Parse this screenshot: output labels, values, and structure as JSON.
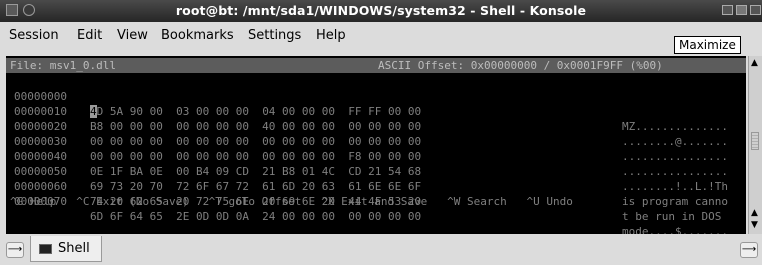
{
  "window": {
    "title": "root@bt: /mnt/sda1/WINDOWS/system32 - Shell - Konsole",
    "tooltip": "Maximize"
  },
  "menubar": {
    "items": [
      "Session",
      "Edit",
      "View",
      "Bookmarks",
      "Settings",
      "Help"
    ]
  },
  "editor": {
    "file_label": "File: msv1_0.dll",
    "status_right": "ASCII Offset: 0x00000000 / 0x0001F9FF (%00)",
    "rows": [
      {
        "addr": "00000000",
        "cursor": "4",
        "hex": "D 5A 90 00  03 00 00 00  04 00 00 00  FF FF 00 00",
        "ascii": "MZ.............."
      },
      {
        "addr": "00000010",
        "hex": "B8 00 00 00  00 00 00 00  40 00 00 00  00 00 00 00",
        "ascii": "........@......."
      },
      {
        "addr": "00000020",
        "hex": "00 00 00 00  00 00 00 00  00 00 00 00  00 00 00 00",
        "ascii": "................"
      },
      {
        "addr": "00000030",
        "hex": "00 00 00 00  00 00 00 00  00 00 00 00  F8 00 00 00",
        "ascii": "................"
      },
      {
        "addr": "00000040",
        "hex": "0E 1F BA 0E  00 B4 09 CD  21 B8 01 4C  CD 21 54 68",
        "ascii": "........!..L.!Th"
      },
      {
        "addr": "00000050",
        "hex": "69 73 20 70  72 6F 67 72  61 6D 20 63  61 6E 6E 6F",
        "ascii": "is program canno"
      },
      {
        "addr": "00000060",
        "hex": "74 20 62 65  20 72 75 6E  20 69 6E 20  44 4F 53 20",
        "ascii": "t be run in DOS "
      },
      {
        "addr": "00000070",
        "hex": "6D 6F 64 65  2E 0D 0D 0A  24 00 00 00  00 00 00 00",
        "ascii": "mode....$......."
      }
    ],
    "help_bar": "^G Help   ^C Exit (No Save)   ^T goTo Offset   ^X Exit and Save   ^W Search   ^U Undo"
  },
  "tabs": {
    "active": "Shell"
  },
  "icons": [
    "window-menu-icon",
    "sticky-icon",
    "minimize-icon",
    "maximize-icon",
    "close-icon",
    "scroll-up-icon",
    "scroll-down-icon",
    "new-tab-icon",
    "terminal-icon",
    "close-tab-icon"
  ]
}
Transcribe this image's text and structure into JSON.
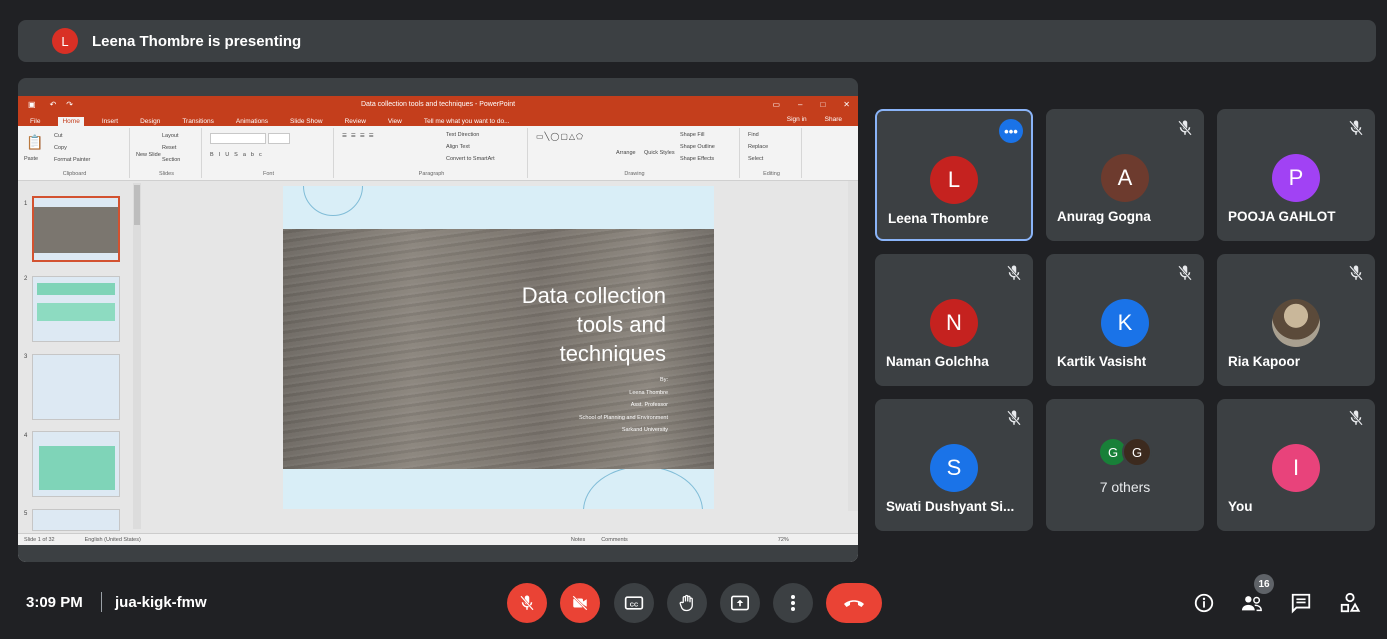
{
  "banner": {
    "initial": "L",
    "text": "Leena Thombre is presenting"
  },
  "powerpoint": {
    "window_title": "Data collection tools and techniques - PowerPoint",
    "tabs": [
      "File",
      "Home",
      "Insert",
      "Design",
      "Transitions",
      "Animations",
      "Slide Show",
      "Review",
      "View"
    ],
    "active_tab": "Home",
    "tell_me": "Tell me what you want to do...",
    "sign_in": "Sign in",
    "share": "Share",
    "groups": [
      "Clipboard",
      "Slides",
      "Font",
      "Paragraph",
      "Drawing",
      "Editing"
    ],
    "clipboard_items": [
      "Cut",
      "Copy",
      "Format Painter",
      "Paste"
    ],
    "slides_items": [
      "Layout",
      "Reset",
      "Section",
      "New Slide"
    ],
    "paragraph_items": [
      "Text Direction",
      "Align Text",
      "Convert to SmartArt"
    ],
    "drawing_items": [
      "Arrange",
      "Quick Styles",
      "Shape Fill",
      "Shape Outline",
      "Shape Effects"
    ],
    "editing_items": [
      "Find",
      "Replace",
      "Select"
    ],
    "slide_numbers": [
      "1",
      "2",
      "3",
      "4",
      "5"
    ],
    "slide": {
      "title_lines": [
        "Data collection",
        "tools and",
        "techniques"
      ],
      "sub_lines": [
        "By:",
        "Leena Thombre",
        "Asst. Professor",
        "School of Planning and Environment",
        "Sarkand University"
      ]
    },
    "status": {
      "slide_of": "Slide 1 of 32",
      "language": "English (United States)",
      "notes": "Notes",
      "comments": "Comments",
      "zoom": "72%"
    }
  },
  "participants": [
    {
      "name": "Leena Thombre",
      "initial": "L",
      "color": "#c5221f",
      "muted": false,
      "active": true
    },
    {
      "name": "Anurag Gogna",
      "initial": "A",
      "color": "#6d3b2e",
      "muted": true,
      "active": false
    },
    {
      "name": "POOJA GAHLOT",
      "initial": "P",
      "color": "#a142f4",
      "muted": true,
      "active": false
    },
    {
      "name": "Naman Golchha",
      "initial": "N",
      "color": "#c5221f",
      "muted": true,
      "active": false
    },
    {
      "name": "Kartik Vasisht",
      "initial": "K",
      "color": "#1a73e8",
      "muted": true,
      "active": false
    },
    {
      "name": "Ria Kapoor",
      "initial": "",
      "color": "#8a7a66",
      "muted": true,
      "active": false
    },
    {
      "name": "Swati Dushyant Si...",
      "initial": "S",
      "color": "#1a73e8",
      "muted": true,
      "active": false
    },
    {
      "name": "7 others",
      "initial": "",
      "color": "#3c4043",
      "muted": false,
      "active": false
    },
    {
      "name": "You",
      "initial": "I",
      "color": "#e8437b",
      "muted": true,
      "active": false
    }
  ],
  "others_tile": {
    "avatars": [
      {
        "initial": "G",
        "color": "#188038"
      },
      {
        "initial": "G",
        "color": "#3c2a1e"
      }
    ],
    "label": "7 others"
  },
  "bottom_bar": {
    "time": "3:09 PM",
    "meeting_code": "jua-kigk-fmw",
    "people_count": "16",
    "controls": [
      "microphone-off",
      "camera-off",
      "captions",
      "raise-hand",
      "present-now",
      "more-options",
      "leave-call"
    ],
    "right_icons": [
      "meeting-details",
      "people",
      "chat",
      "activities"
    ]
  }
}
==
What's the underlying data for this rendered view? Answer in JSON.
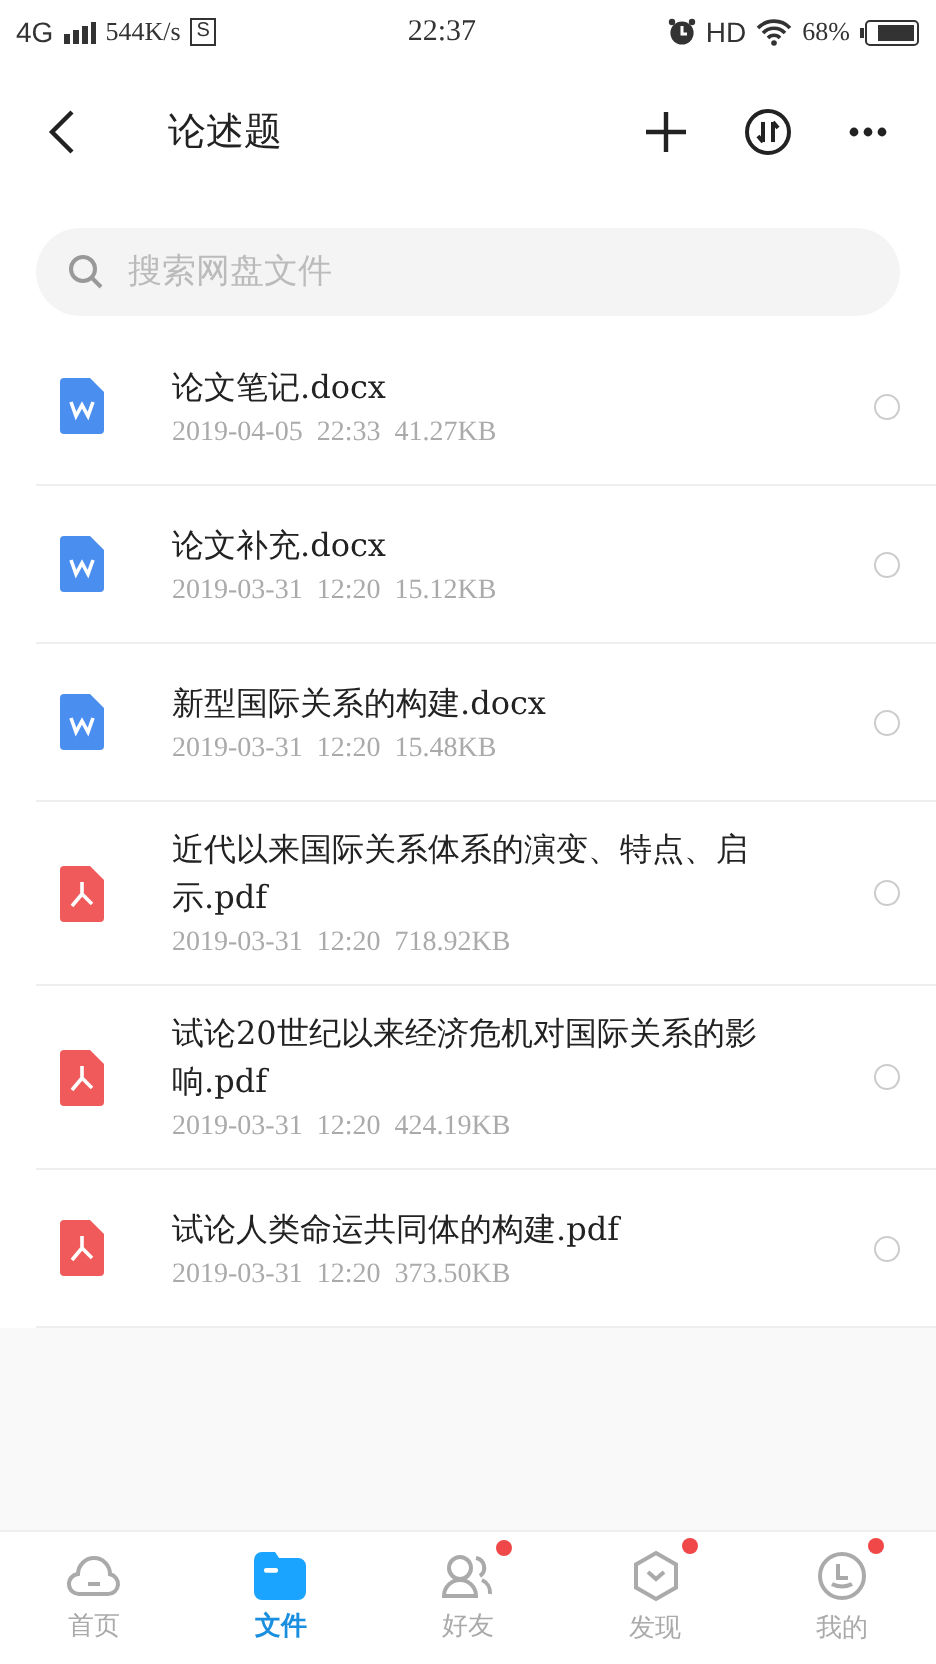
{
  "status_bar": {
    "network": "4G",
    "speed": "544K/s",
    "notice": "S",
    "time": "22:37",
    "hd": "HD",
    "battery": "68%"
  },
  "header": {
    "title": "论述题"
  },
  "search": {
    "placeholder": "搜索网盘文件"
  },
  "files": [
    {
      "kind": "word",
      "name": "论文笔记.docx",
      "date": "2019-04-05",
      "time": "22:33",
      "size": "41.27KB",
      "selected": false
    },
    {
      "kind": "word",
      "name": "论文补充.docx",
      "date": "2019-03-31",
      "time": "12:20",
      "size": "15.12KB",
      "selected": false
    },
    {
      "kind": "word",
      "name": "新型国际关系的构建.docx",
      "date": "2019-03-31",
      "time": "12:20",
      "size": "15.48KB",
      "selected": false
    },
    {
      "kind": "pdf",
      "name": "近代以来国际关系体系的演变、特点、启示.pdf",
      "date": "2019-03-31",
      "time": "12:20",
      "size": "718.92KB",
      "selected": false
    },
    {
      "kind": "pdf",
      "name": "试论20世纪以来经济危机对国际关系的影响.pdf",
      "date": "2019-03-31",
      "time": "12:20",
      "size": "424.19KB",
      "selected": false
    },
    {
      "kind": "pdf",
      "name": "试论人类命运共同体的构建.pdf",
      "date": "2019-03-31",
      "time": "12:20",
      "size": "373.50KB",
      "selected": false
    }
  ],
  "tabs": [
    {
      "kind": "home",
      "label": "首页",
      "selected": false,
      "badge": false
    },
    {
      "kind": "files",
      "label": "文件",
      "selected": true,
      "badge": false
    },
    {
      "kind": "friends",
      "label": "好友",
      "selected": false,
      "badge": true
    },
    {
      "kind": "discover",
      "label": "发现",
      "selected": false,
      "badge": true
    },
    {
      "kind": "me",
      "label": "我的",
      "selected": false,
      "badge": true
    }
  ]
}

**Exercise details**
Collect the lines of the data that carry the word "size".

**Final result**
      "size": "41.27KB",
      "size": "15.12KB",
      "size": "15.48KB",
      "size": "718.92KB",
      "size": "424.19KB",
      "size": "373.50KB",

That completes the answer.